**SHORT TASK:**
Determine the number of lines containing the word "structured". Reply with it and nothing else.

**SOURCE RECORDS:**
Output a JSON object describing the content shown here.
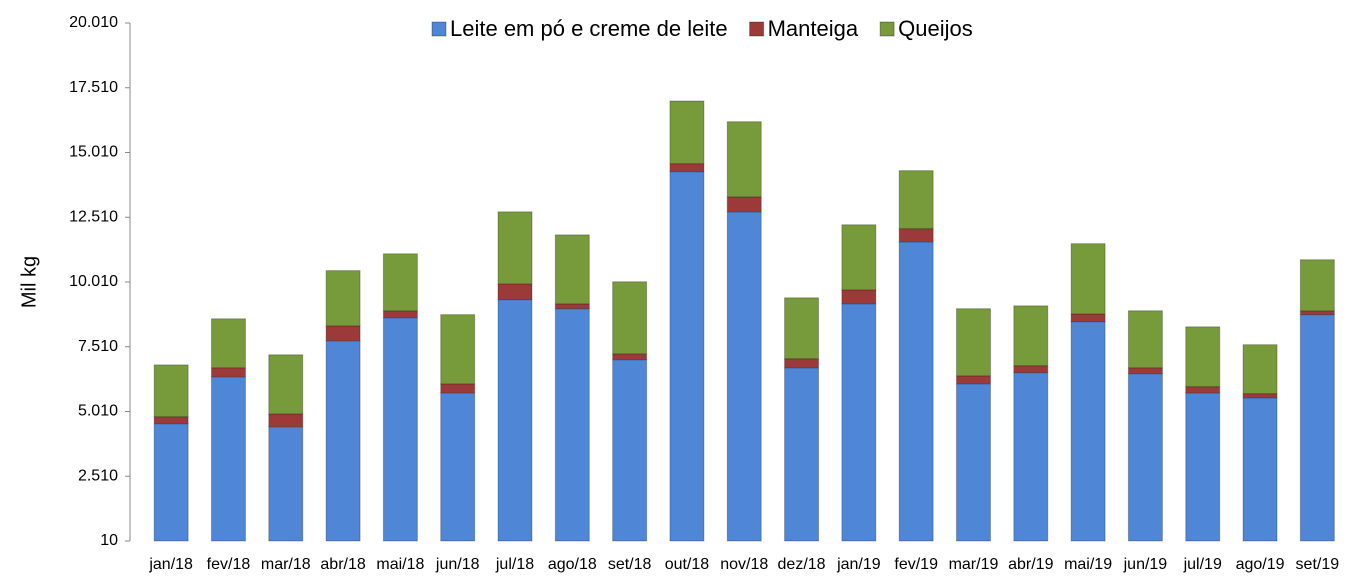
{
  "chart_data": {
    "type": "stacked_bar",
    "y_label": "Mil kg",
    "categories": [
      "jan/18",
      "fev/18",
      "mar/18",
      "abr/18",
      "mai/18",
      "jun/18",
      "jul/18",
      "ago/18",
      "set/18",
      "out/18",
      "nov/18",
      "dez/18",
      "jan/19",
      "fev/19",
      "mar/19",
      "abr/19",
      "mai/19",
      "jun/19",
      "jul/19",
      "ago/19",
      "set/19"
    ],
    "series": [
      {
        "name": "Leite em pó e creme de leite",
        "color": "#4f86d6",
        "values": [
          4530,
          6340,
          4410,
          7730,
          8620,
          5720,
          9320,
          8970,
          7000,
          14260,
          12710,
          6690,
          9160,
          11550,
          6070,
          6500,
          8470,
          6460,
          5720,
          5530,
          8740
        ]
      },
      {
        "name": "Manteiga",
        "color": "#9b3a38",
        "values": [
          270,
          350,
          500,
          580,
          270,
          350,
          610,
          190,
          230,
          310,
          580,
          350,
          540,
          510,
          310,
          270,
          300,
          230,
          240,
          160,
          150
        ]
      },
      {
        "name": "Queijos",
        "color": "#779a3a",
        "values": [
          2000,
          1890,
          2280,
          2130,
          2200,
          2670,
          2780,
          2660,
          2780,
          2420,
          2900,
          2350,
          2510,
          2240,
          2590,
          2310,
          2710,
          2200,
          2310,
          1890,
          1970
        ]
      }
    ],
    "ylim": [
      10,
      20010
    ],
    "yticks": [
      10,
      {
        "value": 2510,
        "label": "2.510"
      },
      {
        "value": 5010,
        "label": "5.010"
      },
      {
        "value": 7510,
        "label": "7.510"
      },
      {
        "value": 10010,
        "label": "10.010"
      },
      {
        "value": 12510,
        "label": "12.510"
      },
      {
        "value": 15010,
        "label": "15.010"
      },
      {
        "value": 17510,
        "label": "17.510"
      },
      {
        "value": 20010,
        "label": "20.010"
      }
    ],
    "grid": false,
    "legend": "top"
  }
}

...

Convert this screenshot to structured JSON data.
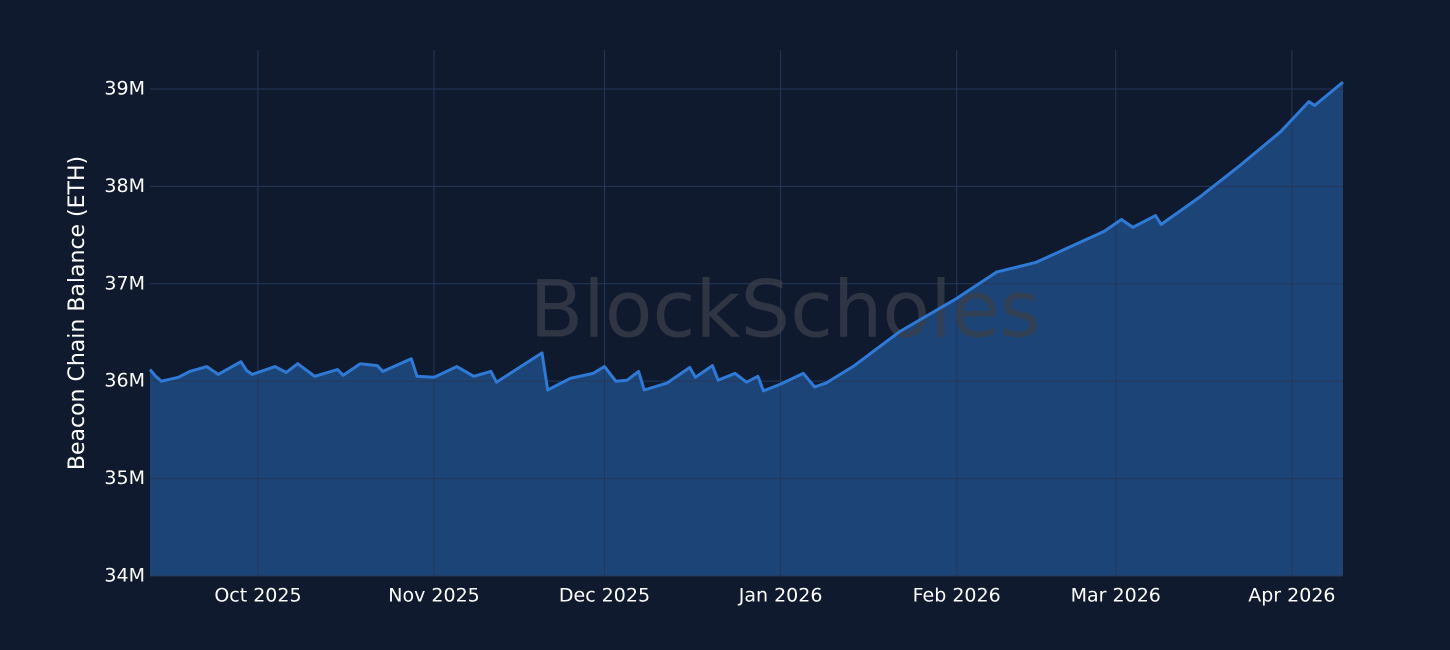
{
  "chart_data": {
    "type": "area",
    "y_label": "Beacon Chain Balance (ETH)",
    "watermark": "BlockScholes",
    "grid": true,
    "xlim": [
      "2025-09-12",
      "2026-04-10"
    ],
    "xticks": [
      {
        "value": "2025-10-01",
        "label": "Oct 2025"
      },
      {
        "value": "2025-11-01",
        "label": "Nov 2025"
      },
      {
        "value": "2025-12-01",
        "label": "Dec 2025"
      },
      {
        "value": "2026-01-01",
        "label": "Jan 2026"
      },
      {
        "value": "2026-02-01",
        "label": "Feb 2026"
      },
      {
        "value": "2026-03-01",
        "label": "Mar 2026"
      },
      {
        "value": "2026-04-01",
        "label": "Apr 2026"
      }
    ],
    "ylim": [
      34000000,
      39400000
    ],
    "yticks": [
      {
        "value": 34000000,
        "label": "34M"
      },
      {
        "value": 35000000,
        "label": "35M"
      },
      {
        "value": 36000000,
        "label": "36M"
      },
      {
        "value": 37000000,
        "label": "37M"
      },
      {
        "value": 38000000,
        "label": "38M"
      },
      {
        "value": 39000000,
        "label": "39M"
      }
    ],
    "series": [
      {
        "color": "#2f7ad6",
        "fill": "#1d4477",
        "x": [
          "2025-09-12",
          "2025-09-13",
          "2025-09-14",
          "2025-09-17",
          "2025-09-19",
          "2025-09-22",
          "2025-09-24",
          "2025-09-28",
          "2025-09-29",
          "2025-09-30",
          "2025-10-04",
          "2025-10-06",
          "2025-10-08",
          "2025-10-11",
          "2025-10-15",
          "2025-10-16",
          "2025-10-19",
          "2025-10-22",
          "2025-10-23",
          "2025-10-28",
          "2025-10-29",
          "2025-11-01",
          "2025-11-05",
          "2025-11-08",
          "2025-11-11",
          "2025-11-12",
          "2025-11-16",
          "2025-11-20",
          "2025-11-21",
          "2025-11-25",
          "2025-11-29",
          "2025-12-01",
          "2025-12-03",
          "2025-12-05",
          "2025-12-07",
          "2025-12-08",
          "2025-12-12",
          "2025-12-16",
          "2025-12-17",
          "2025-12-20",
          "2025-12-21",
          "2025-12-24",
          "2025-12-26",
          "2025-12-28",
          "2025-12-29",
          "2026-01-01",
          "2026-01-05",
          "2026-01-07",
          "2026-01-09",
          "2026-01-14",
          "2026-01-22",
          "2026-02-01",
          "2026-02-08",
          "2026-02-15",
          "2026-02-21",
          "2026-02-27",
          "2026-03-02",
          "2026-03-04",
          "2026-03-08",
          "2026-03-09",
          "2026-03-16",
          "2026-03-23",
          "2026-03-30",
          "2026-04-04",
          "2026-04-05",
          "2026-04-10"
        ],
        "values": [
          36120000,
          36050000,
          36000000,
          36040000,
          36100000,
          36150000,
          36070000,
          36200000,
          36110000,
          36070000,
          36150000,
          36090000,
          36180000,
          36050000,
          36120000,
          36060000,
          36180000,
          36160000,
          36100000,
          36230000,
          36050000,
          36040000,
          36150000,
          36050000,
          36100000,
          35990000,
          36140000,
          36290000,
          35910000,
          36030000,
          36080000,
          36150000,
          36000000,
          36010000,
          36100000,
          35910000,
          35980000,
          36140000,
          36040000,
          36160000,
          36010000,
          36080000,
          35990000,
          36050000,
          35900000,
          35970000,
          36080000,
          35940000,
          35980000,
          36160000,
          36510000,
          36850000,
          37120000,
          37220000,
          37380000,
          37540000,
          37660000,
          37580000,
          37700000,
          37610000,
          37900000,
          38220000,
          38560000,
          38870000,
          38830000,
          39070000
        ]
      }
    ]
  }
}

--

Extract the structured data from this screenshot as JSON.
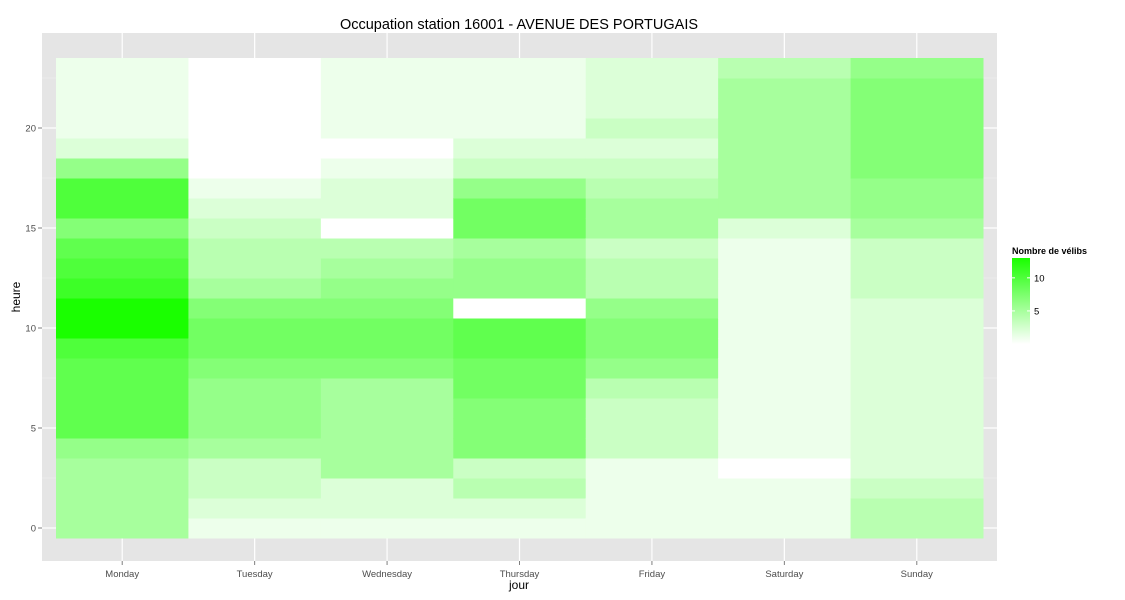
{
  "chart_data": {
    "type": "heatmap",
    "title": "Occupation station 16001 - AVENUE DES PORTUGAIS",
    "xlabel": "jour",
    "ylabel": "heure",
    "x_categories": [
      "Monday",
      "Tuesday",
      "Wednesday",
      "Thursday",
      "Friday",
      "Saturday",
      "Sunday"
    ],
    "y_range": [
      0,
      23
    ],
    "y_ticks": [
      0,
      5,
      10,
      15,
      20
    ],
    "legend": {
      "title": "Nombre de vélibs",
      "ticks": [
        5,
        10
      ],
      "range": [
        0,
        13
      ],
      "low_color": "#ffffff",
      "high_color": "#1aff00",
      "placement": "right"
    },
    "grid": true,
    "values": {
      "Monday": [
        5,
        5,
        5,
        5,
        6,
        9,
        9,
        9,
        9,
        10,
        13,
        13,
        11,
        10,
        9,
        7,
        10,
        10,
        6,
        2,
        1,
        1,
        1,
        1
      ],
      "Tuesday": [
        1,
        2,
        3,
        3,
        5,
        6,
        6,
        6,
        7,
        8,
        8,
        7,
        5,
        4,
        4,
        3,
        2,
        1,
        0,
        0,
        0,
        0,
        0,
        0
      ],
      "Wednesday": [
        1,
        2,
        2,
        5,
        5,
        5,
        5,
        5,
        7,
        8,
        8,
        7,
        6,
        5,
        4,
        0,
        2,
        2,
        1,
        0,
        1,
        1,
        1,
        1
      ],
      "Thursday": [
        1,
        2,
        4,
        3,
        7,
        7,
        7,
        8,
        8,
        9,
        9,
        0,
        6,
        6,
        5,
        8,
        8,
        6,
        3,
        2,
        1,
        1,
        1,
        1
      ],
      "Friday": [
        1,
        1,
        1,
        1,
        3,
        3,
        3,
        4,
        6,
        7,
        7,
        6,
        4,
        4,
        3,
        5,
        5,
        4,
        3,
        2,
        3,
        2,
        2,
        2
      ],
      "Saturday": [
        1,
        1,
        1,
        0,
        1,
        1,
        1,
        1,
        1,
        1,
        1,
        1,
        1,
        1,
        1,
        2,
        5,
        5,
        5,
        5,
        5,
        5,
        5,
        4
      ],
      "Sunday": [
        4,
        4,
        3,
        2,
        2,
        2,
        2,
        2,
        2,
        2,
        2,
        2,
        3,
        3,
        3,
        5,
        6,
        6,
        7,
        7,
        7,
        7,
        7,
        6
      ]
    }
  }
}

**CORRECT RESPONSE:**
2